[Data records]
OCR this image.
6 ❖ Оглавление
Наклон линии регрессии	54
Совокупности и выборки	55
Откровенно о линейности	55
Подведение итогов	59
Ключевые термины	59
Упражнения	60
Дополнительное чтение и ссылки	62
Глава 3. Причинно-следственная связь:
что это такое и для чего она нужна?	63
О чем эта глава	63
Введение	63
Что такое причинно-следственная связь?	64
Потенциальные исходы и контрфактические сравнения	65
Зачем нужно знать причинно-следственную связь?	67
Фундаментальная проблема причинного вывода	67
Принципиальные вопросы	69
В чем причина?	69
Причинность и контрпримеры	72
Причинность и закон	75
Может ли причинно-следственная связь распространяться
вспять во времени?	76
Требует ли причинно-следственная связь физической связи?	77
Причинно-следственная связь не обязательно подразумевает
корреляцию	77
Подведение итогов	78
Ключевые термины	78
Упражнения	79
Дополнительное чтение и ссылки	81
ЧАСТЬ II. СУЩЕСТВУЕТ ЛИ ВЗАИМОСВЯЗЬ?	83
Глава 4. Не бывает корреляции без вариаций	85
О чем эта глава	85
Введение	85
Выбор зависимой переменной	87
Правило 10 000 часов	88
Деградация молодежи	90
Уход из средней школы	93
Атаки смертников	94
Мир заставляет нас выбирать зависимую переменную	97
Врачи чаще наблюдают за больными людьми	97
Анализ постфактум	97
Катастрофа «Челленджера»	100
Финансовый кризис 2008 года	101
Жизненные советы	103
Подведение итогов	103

Your goal:
Using the entries above, return each line that includes the word "такое".

Response below:
что это такое и для чего она нужна?	63
Что такое причинно-следственная связь?	64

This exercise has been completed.